== WHAT IS REQUIRED ==
Every line of the records below should be restated exactly.

== EXERCISE MATERIALS ==
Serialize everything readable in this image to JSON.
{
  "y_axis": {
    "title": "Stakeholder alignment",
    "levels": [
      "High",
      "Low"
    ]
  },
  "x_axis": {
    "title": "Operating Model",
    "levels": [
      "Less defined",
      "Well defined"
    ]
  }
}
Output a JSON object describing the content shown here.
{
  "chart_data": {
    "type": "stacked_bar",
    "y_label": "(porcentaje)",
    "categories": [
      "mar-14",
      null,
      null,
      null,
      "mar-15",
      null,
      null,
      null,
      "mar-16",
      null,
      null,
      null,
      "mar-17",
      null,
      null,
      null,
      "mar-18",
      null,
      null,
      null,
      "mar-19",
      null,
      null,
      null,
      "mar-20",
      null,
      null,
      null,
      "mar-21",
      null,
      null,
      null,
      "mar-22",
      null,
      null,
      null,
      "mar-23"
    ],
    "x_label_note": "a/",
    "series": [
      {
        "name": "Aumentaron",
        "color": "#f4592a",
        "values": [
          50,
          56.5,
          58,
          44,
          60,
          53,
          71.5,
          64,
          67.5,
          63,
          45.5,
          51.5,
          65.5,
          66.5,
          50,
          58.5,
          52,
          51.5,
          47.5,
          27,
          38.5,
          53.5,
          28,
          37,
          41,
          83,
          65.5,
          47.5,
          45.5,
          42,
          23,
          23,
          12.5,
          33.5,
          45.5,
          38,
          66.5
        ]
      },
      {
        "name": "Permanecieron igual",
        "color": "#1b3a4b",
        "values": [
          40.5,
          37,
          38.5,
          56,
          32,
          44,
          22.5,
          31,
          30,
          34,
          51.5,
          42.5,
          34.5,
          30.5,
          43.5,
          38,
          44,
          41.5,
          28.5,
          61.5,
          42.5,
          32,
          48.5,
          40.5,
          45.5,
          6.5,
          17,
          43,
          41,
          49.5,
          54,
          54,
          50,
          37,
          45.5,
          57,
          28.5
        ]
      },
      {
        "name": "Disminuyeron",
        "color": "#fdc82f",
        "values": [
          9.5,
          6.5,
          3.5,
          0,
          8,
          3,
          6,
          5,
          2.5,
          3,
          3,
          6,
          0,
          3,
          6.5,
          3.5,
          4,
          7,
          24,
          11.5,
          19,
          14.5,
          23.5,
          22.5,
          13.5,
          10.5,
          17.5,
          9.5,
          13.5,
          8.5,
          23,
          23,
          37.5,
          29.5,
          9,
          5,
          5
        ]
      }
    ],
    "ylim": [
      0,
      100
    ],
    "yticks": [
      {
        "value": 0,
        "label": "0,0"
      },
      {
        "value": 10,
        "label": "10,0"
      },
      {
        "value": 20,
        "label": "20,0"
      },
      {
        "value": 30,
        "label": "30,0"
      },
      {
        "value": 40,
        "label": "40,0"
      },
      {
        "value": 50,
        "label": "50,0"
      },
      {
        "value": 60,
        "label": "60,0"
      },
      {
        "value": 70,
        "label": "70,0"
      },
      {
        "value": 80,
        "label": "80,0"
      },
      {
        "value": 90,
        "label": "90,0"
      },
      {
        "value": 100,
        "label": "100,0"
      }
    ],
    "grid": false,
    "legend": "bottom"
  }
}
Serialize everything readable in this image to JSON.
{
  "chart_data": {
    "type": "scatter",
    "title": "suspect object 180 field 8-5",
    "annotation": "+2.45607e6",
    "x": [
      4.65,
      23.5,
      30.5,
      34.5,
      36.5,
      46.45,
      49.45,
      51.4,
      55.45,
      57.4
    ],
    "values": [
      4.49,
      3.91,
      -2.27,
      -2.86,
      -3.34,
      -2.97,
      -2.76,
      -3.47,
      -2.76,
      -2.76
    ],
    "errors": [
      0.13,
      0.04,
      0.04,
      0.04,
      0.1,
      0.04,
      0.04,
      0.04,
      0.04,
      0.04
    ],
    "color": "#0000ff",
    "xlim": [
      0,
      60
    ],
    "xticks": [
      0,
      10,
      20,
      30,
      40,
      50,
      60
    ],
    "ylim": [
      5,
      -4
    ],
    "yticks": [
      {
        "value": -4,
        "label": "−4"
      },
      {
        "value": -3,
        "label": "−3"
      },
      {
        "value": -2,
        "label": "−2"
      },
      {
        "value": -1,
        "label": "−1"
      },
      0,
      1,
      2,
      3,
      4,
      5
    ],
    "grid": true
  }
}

== RESPONSE TO THIS TASK ==
Serialize everything readable in this image to JSON.
{
  "y_axis": {
    "title": "Stakeholder alignment",
    "levels": [
      "High",
      "Low"
    ]
  },
  "x_axis": {
    "title": "Operating Model",
    "levels": [
      "Less defined",
      "Well defined"
    ]
  }
}
Output a JSON object describing the content shown here.
{
  "chart_data": {
    "type": "stacked_bar",
    "y_label": "(porcentaje)",
    "categories": [
      "mar-14",
      null,
      null,
      null,
      "mar-15",
      null,
      null,
      null,
      "mar-16",
      null,
      null,
      null,
      "mar-17",
      null,
      null,
      null,
      "mar-18",
      null,
      null,
      null,
      "mar-19",
      null,
      null,
      null,
      "mar-20",
      null,
      null,
      null,
      "mar-21",
      null,
      null,
      null,
      "mar-22",
      null,
      null,
      null,
      "mar-23"
    ],
    "x_label_note": "a/",
    "series": [
      {
        "name": "Aumentaron",
        "color": "#f4592a",
        "values": [
          50,
          56.5,
          58,
          44,
          60,
          53,
          71.5,
          64,
          67.5,
          63,
          45.5,
          51.5,
          65.5,
          66.5,
          50,
          58.5,
          52,
          51.5,
          47.5,
          27,
          38.5,
          53.5,
          28,
          37,
          41,
          83,
          65.5,
          47.5,
          45.5,
          42,
          23,
          23,
          12.5,
          33.5,
          45.5,
          38,
          66.5
        ]
      },
      {
        "name": "Permanecieron igual",
        "color": "#1b3a4b",
        "values": [
          40.5,
          37,
          38.5,
          56,
          32,
          44,
          22.5,
          31,
          30,
          34,
          51.5,
          42.5,
          34.5,
          30.5,
          43.5,
          38,
          44,
          41.5,
          28.5,
          61.5,
          42.5,
          32,
          48.5,
          40.5,
          45.5,
          6.5,
          17,
          43,
          41,
          49.5,
          54,
          54,
          50,
          37,
          45.5,
          57,
          28.5
        ]
      },
      {
        "name": "Disminuyeron",
        "color": "#fdc82f",
        "values": [
          9.5,
          6.5,
          3.5,
          0,
          8,
          3,
          6,
          5,
          2.5,
          3,
          3,
          6,
          0,
          3,
          6.5,
          3.5,
          4,
          7,
          24,
          11.5,
          19,
          14.5,
          23.5,
          22.5,
          13.5,
          10.5,
          17.5,
          9.5,
          13.5,
          8.5,
          23,
          23,
          37.5,
          29.5,
          9,
          5,
          5
        ]
      }
    ],
    "ylim": [
      0,
      100
    ],
    "yticks": [
      {
        "value": 0,
        "label": "0,0"
      },
      {
        "value": 10,
        "label": "10,0"
      },
      {
        "value": 20,
        "label": "20,0"
      },
      {
        "value": 30,
        "label": "30,0"
      },
      {
        "value": 40,
        "label": "40,0"
      },
      {
        "value": 50,
        "label": "50,0"
      },
      {
        "value": 60,
        "label": "60,0"
      },
      {
        "value": 70,
        "label": "70,0"
      },
      {
        "value": 80,
        "label": "80,0"
      },
      {
        "value": 90,
        "label": "90,0"
      },
      {
        "value": 100,
        "label": "100,0"
      }
    ],
    "grid": false,
    "legend": "bottom"
  }
}
Serialize everything readable in this image to JSON.
{
  "chart_data": {
    "type": "scatter",
    "title": "suspect object 180 field 8-5",
    "annotation": "+2.45607e6",
    "x": [
      4.65,
      23.5,
      30.5,
      34.5,
      36.5,
      46.45,
      49.45,
      51.4,
      55.45,
      57.4
    ],
    "values": [
      4.49,
      3.91,
      -2.27,
      -2.86,
      -3.34,
      -2.97,
      -2.76,
      -3.47,
      -2.76,
      -2.76
    ],
    "errors": [
      0.13,
      0.04,
      0.04,
      0.04,
      0.1,
      0.04,
      0.04,
      0.04,
      0.04,
      0.04
    ],
    "color": "#0000ff",
    "xlim": [
      0,
      60
    ],
    "xticks": [
      0,
      10,
      20,
      30,
      40,
      50,
      60
    ],
    "ylim": [
      5,
      -4
    ],
    "yticks": [
      {
        "value": -4,
        "label": "−4"
      },
      {
        "value": -3,
        "label": "−3"
      },
      {
        "value": -2,
        "label": "−2"
      },
      {
        "value": -1,
        "label": "−1"
      },
      0,
      1,
      2,
      3,
      4,
      5
    ],
    "grid": true
  }
}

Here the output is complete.